Write out the records beneath this line exactly as they appear, minus any images.

DATA IN THIS EXERCISE —
= = = =

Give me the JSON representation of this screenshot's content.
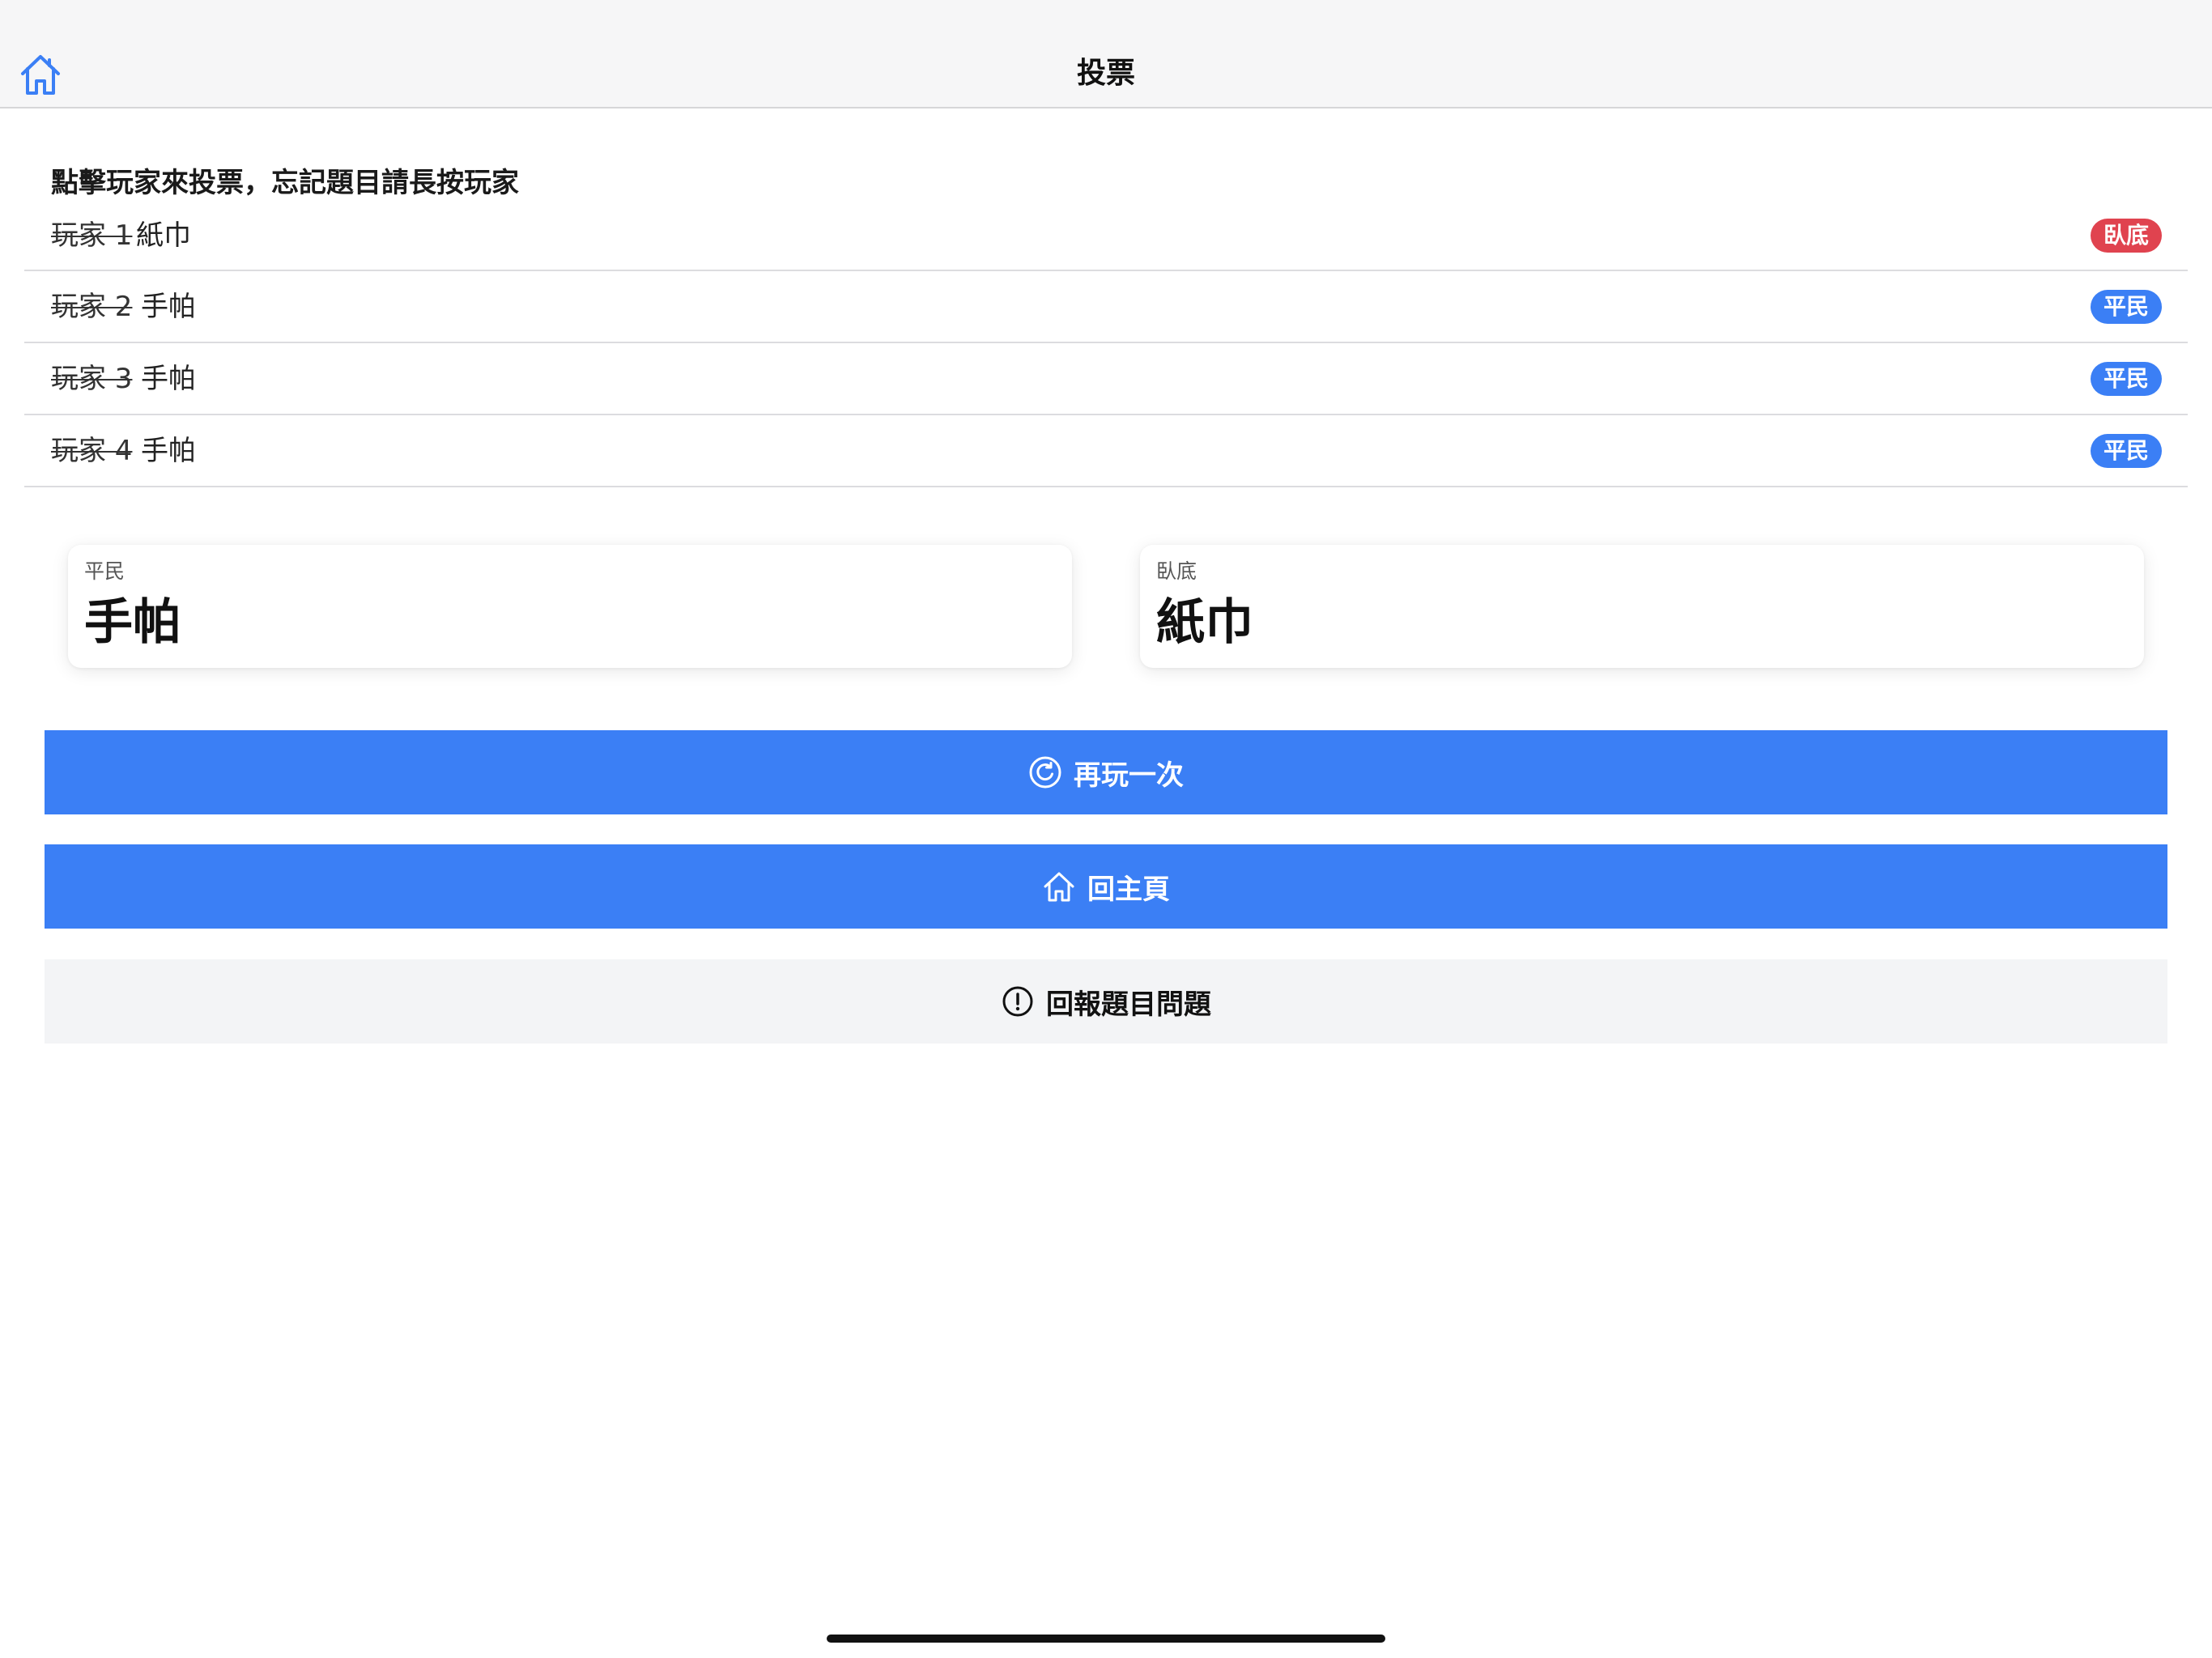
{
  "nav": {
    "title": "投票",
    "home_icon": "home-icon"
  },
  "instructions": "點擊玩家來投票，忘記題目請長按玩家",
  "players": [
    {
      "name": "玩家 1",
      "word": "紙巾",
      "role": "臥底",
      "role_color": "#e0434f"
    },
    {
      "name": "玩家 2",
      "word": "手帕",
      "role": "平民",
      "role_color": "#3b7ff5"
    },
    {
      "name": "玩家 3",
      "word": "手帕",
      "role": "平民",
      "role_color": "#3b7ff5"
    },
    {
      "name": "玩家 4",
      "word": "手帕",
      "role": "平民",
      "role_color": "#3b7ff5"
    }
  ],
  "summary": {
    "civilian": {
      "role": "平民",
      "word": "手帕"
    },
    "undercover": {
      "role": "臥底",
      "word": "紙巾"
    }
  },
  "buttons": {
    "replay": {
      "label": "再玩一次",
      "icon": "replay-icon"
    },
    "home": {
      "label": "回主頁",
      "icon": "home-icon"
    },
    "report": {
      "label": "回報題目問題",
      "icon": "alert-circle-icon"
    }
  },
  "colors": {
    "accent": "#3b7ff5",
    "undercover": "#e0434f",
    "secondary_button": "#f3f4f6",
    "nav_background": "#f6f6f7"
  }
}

= = = =

ANSWER FOR THE TASK —
Give me the JSON representation of this screenshot's content.
{
  "nav": {
    "title": "投票",
    "home_icon": "home-icon"
  },
  "instructions": "點擊玩家來投票，忘記題目請長按玩家",
  "players": [
    {
      "name": "玩家 1",
      "word": "紙巾",
      "role": "臥底",
      "role_color": "#e0434f"
    },
    {
      "name": "玩家 2",
      "word": "手帕",
      "role": "平民",
      "role_color": "#3b7ff5"
    },
    {
      "name": "玩家 3",
      "word": "手帕",
      "role": "平民",
      "role_color": "#3b7ff5"
    },
    {
      "name": "玩家 4",
      "word": "手帕",
      "role": "平民",
      "role_color": "#3b7ff5"
    }
  ],
  "summary": {
    "civilian": {
      "role": "平民",
      "word": "手帕"
    },
    "undercover": {
      "role": "臥底",
      "word": "紙巾"
    }
  },
  "buttons": {
    "replay": {
      "label": "再玩一次",
      "icon": "replay-icon"
    },
    "home": {
      "label": "回主頁",
      "icon": "home-icon"
    },
    "report": {
      "label": "回報題目問題",
      "icon": "alert-circle-icon"
    }
  },
  "colors": {
    "accent": "#3b7ff5",
    "undercover": "#e0434f",
    "secondary_button": "#f3f4f6",
    "nav_background": "#f6f6f7"
  }
}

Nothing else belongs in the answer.